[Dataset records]
-*-
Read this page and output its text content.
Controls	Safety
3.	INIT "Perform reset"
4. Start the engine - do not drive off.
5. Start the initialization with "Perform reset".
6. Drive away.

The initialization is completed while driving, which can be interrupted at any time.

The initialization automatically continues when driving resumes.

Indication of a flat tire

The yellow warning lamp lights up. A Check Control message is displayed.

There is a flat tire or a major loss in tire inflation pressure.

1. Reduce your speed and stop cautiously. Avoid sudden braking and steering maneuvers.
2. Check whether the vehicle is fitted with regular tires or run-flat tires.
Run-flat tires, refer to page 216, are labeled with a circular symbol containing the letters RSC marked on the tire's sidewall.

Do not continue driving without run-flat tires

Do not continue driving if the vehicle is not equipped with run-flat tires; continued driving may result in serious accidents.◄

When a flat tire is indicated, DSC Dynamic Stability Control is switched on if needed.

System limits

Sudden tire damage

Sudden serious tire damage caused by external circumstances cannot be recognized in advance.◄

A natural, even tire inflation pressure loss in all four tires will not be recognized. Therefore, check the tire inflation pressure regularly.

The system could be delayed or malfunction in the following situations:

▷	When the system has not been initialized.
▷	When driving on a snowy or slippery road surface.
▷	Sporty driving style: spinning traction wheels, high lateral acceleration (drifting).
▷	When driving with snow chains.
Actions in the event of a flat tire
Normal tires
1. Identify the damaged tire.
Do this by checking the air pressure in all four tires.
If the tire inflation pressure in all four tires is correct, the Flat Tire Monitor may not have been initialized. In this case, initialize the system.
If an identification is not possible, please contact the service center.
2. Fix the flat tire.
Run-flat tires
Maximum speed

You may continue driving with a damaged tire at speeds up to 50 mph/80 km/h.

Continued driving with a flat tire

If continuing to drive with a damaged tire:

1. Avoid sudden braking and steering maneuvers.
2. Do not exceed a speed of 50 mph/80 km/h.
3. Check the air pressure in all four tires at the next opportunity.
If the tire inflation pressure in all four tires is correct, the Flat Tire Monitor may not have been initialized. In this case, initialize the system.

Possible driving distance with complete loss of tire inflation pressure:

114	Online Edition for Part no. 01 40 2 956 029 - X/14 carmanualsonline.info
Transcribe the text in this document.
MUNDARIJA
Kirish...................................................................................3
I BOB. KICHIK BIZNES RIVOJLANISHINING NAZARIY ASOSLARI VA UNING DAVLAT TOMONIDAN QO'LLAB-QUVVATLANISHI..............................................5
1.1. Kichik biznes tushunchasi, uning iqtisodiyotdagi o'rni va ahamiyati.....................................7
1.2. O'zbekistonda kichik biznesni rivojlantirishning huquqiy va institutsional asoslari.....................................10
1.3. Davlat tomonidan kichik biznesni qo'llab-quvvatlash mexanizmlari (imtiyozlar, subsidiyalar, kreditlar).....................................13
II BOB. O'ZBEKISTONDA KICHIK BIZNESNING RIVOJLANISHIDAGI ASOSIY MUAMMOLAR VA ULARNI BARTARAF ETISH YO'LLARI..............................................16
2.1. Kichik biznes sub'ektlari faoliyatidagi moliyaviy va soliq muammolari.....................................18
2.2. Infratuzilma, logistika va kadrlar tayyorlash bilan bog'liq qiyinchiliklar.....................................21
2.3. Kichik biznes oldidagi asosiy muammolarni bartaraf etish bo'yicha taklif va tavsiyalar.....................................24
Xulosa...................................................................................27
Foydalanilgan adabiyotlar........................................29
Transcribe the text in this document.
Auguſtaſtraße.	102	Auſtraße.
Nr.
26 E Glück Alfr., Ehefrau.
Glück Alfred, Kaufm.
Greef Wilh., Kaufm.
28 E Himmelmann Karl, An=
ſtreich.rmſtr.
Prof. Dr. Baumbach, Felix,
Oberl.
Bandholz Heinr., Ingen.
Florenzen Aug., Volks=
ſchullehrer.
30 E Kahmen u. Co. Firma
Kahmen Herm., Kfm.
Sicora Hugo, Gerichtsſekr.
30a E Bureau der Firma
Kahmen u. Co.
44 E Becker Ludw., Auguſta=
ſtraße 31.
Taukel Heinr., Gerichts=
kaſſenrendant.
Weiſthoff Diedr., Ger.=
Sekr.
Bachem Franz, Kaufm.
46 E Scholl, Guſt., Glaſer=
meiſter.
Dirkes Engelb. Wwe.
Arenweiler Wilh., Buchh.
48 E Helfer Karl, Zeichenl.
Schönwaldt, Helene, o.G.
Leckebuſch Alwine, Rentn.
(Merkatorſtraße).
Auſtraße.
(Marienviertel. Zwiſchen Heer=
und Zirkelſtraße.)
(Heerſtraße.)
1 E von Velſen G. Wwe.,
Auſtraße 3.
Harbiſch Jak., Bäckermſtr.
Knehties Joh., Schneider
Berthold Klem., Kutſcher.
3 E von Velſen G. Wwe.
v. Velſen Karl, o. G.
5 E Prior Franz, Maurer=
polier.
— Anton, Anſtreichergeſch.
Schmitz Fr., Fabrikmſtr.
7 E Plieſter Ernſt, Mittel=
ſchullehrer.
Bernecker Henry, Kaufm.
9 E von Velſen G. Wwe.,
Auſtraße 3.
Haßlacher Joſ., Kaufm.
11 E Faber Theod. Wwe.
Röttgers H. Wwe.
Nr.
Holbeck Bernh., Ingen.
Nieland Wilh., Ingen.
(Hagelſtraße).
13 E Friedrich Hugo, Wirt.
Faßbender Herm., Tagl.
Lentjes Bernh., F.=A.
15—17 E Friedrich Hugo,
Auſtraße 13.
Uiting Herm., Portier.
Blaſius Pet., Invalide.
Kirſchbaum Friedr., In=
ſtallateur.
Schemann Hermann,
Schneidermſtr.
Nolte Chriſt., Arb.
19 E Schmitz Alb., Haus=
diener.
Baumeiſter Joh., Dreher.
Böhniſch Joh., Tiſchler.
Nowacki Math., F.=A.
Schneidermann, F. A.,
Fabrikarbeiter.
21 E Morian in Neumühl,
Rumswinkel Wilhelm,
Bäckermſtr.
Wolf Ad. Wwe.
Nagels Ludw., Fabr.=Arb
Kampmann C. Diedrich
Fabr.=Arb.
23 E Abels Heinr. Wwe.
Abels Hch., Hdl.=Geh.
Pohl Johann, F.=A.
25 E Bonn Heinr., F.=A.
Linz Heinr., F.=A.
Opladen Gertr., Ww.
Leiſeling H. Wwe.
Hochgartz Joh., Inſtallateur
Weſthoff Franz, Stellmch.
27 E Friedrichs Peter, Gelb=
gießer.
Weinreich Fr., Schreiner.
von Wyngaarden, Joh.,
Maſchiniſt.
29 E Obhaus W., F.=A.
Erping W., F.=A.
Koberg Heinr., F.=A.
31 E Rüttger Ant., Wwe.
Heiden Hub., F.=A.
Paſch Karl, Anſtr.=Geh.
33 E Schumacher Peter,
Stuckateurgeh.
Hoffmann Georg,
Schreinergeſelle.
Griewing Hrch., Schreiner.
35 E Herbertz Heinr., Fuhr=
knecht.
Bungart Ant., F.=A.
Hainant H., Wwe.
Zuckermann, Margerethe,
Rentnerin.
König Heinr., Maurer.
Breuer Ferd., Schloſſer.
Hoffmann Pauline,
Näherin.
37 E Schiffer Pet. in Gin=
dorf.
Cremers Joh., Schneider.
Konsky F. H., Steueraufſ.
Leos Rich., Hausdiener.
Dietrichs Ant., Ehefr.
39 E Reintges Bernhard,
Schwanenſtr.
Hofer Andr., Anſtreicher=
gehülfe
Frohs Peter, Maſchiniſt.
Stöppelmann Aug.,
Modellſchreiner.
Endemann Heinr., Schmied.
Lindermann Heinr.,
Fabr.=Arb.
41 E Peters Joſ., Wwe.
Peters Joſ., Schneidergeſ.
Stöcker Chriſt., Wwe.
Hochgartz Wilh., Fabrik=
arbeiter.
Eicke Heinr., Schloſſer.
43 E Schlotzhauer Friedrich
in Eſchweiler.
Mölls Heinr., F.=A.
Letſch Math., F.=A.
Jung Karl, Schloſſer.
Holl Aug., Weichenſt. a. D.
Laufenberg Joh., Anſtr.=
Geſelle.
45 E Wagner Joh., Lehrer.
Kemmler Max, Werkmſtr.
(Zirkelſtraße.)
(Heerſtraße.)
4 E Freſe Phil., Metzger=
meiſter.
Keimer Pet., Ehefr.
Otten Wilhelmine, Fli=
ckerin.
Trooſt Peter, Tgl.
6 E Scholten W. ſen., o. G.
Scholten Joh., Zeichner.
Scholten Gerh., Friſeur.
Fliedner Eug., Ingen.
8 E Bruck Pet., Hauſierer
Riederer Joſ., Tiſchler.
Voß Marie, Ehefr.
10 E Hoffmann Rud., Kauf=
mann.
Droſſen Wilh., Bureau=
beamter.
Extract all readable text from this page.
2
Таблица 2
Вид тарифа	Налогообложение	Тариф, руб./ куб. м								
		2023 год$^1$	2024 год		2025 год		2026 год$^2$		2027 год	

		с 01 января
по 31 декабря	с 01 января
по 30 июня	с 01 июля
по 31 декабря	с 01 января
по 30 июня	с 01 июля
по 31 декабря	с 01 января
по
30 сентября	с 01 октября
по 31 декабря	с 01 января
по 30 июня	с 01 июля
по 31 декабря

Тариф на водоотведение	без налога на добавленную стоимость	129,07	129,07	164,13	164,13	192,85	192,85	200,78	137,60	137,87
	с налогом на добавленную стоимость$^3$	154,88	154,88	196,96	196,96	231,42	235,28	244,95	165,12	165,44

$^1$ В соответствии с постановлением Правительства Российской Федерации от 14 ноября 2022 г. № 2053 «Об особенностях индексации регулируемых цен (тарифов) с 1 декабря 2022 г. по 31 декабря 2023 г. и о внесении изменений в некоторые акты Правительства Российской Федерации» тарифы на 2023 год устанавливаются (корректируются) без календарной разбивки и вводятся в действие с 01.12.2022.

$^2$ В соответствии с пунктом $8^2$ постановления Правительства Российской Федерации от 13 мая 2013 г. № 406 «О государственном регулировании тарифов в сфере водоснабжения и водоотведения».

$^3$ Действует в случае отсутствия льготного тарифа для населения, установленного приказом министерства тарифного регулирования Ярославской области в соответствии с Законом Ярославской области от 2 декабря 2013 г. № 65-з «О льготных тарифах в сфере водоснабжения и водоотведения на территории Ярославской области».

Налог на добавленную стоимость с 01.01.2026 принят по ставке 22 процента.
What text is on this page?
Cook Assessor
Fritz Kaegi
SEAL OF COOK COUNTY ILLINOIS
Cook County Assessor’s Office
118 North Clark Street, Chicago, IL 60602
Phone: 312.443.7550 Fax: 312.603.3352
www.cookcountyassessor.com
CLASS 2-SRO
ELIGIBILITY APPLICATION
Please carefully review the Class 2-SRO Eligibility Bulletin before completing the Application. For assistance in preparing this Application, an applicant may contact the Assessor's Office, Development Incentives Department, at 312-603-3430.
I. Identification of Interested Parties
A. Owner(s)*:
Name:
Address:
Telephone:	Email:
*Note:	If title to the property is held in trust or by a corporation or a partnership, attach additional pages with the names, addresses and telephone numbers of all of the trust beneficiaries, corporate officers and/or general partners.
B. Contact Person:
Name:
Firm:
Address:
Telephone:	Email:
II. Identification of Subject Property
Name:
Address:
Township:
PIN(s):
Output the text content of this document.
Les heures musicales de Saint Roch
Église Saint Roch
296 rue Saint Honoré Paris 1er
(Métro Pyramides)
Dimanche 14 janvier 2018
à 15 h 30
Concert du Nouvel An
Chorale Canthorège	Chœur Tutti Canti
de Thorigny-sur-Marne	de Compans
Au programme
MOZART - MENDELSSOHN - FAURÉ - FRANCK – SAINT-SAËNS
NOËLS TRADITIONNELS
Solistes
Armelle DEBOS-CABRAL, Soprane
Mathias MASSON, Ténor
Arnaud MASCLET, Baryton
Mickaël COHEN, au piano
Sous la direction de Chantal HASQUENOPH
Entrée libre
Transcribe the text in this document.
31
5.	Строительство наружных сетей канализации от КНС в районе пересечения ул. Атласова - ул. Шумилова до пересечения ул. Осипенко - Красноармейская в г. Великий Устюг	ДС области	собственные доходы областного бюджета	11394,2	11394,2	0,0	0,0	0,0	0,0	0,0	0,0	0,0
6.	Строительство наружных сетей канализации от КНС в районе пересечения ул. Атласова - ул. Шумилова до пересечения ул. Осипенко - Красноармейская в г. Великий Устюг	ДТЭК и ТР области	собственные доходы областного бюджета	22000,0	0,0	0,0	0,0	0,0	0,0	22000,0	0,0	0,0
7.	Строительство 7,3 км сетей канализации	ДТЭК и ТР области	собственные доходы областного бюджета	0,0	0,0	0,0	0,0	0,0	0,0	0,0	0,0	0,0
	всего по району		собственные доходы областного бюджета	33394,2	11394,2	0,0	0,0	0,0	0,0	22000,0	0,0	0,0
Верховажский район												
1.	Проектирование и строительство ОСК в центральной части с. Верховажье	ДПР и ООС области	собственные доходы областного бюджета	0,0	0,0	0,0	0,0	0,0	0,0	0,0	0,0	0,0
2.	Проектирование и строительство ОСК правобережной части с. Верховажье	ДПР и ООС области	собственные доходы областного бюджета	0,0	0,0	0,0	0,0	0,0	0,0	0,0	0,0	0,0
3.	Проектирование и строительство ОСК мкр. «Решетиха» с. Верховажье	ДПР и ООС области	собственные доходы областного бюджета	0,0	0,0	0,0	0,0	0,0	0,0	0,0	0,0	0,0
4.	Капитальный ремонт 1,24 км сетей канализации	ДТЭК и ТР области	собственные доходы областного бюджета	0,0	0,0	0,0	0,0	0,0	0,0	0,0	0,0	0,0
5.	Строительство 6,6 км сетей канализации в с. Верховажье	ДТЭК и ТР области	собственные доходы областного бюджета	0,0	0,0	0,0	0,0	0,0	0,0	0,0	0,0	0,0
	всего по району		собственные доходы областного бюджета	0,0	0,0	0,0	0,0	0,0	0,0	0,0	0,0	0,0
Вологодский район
-*-
→ **EXERCISE**:
Gather all lines of the records that include the word "стоимость".

→ **RESULT**:
Тариф на водоотведение	без налога на добавленную стоимость	129,07	129,07	164,13	164,13	192,85	192,85	200,78	137,60	137,87
	с налогом на добавленную стоимость$^3$	154,88	154,88	196,96	196,96	231,42	235,28	244,95	165,12	165,44
Налог на добавленную стоимость с 01.01.2026 принят по ставке 22 процента.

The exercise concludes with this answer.